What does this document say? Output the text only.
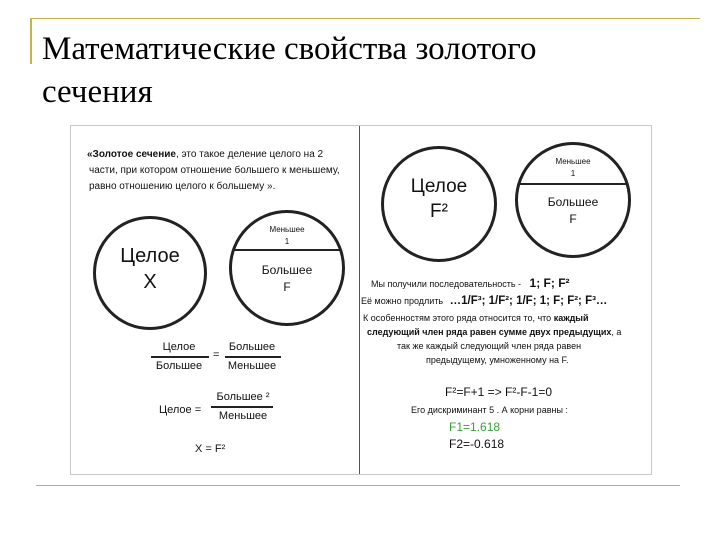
Математические свойства золотого
сечения
«Золотое сечение, это такое деление целого на 2
части, при котором отношение большего к меньшему,
равно отношению целого к большему ».
Целое
X
Меньшее
1
Большее
F
Целое
Большее
=
Большее
Меньшее
Целое =
Большее ²
Меньшее
X = F²
Целое
F²
Меньшее
1
Большее
F
Мы получили последовательность - 1; F; F²
Её можно продлить …1/F³; 1/F²; 1/F; 1; F; F²; F³…
К особенностям этого ряда относится то, что каждый
следующий член ряда равен сумме двух предыдущих, а
так же каждый следующий член ряда равен
предыдущему, умноженному на F.
F²=F+1 => F²-F-1=0
Его дискриминант 5 . А корни равны :
F1=1.618
F2=-0.618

* * * *

Direction: Print out every entry above without changing a word, and leave out the pictures.

Full answer:
What does this document say? Output the text only.
Математические свойства золотого
сечения
«Золотое сечение, это такое деление целого на 2
части, при котором отношение большего к меньшему,
равно отношению целого к большему ».
Целое
X
Меньшее
1
Большее
F
Целое
Большее
=
Большее
Меньшее
Целое =
Большее ²
Меньшее
X = F²
Целое
F²
Меньшее
1
Большее
F
Мы получили последовательность - 1; F; F²
Её можно продлить …1/F³; 1/F²; 1/F; 1; F; F²; F³…
К особенностям этого ряда относится то, что каждый
следующий член ряда равен сумме двух предыдущих, а
так же каждый следующий член ряда равен
предыдущему, умноженному на F.
F²=F+1 => F²-F-1=0
Его дискриминант 5 . А корни равны :
F1=1.618
F2=-0.618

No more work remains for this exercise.